#### MATERIAL SHOWN
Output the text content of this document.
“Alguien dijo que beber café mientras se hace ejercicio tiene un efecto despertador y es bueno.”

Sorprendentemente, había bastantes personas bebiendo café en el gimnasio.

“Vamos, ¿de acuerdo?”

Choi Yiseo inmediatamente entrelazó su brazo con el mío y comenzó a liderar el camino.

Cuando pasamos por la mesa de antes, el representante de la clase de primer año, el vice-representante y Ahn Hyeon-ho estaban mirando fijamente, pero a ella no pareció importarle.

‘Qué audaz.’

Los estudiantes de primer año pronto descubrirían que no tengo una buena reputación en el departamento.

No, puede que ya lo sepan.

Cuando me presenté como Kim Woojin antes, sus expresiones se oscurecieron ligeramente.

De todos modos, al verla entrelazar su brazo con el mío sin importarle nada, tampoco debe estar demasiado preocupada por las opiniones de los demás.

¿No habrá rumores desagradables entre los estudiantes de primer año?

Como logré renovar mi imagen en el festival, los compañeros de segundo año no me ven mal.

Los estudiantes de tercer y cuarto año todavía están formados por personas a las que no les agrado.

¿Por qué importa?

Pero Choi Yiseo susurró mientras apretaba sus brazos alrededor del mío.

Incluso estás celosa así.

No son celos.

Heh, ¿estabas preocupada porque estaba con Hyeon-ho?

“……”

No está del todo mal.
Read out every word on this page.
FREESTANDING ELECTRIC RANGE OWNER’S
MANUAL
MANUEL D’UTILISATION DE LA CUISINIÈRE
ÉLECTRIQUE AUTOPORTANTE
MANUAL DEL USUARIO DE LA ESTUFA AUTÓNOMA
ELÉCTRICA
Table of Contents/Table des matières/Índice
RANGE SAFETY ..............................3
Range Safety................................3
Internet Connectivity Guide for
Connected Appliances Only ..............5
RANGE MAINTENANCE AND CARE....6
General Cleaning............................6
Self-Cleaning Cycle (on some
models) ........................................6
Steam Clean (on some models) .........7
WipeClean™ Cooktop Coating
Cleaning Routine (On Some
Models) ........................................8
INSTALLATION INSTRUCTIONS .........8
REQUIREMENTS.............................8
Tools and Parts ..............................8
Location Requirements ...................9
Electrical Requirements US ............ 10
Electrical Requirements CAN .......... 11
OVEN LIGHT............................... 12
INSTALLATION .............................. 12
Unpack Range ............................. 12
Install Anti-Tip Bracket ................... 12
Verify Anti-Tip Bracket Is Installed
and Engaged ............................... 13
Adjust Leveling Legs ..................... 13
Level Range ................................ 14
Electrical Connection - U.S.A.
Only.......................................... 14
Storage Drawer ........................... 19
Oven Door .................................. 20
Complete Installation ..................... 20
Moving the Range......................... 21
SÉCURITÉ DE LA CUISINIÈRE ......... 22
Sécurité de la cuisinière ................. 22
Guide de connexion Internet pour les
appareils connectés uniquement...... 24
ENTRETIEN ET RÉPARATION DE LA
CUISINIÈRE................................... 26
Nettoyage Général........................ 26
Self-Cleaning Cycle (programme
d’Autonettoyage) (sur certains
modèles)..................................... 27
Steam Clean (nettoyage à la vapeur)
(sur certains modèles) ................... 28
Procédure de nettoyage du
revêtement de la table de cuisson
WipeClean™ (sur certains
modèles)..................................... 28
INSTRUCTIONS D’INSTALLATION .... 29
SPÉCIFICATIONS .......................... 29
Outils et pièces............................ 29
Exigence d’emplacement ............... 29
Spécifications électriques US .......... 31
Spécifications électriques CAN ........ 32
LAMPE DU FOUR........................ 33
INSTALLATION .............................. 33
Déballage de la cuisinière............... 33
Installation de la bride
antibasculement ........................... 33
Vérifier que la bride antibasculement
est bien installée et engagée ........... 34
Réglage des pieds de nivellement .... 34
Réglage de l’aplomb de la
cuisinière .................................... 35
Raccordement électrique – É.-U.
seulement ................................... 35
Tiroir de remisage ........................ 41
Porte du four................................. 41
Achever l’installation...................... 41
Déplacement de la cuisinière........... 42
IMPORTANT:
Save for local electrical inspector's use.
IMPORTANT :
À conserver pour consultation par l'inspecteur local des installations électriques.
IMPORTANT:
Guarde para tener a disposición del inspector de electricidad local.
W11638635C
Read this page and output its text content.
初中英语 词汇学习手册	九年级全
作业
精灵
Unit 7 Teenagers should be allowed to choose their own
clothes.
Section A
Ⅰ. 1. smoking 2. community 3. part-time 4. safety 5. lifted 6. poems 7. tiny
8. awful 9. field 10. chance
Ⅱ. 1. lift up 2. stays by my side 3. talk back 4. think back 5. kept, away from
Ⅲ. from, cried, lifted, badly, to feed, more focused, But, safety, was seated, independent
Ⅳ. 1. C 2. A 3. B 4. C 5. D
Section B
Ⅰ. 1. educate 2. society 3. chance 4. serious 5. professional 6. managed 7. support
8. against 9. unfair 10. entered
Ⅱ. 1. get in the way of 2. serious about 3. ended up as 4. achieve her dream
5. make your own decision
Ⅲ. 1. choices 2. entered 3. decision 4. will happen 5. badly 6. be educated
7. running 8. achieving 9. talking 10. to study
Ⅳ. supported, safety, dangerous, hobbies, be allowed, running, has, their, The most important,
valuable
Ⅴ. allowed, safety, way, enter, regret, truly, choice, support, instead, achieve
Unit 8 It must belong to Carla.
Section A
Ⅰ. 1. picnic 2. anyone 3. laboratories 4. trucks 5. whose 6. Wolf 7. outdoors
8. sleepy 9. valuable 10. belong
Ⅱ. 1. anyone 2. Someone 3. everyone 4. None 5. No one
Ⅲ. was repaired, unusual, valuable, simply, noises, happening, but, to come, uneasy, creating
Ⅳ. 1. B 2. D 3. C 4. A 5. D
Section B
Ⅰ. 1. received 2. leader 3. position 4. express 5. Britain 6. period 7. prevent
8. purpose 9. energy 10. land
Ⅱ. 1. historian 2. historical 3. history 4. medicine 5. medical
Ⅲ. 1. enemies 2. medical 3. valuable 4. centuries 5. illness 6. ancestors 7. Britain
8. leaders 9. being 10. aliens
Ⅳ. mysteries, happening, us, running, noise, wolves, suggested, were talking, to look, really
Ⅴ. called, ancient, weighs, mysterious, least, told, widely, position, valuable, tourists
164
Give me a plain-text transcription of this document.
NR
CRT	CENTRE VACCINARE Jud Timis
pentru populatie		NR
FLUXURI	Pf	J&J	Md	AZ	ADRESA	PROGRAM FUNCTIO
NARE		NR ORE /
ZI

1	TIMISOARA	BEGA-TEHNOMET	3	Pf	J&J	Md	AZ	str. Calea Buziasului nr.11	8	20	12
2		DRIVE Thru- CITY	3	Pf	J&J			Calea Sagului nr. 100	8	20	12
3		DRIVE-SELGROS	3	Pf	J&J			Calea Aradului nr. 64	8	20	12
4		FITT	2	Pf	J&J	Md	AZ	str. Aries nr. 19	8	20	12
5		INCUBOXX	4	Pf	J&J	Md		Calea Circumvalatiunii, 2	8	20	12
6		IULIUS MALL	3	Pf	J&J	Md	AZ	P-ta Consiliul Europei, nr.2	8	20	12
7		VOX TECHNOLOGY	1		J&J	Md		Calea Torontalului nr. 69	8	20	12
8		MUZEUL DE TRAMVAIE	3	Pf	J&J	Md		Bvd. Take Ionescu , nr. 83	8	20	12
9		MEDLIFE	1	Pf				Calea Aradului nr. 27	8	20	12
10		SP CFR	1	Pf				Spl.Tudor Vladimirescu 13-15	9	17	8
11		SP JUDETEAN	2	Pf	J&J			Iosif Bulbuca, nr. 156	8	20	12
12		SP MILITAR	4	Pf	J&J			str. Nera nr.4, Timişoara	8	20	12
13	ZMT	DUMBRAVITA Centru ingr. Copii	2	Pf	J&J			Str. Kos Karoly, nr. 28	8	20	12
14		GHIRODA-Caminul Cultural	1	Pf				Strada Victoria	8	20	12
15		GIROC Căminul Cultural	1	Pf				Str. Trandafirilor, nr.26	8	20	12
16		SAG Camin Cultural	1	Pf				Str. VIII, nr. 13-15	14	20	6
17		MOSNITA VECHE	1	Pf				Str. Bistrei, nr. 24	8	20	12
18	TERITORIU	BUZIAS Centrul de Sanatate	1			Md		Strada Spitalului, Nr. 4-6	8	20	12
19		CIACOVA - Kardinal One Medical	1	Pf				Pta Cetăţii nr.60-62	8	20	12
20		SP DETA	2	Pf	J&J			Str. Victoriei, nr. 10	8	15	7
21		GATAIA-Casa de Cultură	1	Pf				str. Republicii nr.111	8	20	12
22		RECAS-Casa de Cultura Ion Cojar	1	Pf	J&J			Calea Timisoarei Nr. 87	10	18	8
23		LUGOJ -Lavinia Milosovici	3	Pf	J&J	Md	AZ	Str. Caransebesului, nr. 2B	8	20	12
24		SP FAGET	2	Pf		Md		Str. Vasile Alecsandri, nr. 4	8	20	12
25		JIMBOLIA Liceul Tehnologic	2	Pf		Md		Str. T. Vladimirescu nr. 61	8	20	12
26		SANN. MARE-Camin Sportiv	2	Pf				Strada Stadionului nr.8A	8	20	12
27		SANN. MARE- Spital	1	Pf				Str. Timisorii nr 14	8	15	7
########
[WORK INSTRUCTIONS]
Check all the records above and select each line where the string "decision" is found.

[OUTPUT]
5. make your own decision
Ⅲ. 1. choices 2. entered 3. decision 4. will happen 5. badly 6. be educated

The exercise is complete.